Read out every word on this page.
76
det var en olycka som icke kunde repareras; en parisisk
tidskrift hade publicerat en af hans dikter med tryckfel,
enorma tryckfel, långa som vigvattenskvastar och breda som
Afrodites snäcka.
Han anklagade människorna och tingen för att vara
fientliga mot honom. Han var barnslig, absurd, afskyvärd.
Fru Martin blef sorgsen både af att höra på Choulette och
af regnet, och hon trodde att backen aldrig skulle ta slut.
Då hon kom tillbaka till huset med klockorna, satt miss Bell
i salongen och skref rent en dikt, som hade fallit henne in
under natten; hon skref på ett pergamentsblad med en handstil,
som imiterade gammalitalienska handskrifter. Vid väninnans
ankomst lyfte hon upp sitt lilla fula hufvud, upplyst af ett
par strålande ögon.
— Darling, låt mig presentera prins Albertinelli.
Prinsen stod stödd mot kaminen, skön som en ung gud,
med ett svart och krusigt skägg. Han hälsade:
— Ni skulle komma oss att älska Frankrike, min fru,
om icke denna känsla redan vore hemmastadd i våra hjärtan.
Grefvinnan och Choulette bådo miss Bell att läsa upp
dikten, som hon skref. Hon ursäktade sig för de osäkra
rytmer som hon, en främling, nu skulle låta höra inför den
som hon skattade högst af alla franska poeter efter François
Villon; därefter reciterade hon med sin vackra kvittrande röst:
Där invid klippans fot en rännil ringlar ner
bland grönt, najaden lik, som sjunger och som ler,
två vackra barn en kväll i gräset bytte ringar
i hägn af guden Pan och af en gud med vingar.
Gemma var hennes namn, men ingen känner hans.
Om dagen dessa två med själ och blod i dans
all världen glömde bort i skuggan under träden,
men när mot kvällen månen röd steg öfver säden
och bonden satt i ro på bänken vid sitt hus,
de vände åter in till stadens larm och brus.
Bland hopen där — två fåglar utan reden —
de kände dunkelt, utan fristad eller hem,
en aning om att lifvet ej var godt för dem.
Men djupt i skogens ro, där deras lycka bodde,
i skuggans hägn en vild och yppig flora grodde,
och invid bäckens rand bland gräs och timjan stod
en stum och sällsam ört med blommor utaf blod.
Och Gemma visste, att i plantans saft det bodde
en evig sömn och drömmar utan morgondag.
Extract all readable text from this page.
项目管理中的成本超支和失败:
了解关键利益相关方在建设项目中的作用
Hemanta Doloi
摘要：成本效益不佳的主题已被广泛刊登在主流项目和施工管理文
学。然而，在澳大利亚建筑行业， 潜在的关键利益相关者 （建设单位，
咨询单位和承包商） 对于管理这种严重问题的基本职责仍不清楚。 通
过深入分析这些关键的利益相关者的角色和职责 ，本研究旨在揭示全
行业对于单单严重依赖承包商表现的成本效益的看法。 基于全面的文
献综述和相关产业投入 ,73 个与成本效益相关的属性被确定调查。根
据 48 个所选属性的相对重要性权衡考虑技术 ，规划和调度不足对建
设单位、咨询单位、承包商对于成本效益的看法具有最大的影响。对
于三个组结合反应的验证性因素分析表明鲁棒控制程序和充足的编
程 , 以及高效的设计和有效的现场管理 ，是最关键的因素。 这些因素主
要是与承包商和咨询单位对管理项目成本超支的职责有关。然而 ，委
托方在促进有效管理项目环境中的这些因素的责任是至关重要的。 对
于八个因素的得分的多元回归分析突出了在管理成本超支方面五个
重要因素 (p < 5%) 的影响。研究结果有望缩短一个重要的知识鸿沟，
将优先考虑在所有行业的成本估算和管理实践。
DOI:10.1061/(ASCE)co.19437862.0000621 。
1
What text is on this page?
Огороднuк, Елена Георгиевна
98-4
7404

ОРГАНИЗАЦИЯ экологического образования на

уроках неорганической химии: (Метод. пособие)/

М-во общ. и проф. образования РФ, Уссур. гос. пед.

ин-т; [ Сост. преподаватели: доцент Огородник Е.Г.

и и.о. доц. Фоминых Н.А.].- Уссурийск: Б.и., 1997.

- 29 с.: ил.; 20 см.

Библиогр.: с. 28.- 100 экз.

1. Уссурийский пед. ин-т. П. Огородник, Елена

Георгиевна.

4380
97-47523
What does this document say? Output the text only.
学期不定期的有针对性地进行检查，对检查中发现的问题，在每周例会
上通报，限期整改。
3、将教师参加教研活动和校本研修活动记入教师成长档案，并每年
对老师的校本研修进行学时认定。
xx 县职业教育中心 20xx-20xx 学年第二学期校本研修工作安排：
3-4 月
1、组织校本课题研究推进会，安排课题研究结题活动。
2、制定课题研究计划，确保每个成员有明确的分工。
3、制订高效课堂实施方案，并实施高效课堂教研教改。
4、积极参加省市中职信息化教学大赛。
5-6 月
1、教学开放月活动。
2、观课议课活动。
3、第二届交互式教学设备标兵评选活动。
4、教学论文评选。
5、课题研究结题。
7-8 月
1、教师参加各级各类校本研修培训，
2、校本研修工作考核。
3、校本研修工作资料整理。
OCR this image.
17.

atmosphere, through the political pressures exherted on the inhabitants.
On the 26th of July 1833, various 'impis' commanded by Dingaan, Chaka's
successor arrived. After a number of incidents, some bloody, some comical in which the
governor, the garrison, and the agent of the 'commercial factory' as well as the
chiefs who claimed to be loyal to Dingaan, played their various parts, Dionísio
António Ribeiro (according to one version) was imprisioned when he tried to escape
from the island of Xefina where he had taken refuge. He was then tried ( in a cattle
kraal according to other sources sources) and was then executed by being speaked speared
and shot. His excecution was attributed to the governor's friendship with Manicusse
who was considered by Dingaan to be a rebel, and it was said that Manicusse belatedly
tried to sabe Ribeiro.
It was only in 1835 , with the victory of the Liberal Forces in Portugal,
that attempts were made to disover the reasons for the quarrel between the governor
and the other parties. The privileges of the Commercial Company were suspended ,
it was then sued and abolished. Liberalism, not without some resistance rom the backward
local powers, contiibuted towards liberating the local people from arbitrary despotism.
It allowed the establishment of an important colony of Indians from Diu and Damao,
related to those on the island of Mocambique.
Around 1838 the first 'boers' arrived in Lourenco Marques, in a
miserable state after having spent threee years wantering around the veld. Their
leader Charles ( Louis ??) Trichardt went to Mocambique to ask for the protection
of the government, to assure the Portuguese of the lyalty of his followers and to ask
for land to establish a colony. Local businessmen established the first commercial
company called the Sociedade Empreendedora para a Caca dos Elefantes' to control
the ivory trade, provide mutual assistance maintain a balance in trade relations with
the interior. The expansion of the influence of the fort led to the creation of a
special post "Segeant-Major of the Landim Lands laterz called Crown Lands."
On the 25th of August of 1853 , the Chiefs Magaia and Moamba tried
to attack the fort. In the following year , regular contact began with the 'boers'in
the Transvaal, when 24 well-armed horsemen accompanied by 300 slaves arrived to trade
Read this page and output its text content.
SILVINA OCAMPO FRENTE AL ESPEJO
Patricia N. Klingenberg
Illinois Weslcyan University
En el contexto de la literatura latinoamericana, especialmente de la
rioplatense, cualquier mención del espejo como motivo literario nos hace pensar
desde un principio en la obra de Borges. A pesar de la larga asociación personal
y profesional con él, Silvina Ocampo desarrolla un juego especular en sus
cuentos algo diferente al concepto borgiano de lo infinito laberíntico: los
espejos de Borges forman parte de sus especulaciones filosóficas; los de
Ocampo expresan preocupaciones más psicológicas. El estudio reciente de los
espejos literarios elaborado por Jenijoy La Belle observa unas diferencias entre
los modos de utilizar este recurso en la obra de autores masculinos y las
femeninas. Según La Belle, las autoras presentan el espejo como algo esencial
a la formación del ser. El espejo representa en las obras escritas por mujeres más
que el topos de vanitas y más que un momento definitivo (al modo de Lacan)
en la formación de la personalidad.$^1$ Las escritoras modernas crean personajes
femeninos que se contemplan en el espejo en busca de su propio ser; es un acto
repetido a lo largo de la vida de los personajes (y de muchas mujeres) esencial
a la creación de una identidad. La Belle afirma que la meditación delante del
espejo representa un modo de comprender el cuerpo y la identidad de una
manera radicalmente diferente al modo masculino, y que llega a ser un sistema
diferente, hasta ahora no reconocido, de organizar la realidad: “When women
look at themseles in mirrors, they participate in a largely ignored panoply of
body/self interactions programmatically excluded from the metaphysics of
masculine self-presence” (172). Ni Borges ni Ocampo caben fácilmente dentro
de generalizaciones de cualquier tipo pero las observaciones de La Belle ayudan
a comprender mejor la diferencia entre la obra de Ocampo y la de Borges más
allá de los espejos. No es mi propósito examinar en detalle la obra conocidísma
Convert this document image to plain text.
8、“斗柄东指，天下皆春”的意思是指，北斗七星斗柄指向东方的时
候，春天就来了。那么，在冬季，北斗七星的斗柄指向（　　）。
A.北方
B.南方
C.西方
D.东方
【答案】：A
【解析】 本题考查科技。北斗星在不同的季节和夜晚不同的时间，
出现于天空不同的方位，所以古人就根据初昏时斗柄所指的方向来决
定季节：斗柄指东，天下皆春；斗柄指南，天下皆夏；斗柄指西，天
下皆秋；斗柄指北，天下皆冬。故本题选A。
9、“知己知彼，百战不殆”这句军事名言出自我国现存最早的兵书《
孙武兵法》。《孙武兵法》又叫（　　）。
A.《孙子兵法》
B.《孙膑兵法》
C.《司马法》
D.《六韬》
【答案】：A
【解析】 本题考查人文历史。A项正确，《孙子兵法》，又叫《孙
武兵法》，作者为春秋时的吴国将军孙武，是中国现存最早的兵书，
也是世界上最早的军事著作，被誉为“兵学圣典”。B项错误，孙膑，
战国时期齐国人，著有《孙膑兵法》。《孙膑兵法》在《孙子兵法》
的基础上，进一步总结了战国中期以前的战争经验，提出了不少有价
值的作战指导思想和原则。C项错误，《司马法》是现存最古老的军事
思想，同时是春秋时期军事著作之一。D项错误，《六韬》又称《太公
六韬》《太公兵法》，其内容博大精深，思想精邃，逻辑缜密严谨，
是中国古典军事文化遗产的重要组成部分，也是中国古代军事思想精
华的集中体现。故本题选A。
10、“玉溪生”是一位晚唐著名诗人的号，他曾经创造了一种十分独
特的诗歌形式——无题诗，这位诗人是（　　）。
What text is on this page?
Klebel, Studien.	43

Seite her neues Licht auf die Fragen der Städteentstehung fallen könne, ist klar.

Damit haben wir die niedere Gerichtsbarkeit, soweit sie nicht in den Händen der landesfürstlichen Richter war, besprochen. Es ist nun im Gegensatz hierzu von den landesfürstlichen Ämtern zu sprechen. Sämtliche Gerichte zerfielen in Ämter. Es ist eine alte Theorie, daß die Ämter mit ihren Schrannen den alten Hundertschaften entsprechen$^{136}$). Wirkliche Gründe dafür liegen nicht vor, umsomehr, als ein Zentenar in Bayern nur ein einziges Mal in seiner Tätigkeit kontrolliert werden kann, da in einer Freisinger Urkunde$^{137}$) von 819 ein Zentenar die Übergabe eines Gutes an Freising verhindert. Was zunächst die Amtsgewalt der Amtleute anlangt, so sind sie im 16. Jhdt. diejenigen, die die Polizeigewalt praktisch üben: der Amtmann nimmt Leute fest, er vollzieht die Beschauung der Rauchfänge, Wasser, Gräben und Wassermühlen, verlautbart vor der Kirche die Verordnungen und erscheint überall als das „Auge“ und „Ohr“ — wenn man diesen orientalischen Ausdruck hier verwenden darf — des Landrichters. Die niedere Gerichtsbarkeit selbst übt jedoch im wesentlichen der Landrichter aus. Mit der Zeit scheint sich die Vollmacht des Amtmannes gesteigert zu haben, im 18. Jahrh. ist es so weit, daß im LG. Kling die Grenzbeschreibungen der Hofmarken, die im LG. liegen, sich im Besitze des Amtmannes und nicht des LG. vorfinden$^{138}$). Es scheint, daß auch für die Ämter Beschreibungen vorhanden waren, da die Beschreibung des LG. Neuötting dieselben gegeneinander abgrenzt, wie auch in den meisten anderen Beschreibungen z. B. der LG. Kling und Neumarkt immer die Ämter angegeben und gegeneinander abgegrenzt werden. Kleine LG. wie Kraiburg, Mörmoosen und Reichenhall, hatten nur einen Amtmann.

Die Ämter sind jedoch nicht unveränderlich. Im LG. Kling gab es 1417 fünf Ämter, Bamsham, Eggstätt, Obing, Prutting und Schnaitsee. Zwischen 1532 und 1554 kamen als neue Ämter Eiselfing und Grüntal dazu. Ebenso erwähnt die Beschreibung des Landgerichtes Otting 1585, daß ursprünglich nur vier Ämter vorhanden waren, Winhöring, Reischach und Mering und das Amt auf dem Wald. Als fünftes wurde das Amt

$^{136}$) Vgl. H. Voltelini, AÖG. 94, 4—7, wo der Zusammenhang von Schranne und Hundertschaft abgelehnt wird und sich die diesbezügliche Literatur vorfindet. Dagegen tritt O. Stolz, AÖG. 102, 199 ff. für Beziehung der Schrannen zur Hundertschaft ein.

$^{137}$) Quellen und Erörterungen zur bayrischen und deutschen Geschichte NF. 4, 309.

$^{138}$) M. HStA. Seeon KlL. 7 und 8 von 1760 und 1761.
· · · ·
Problem statement:
Going through the entries above, report how many lines include the string "according". The number alone is the answer.

The completed task:
2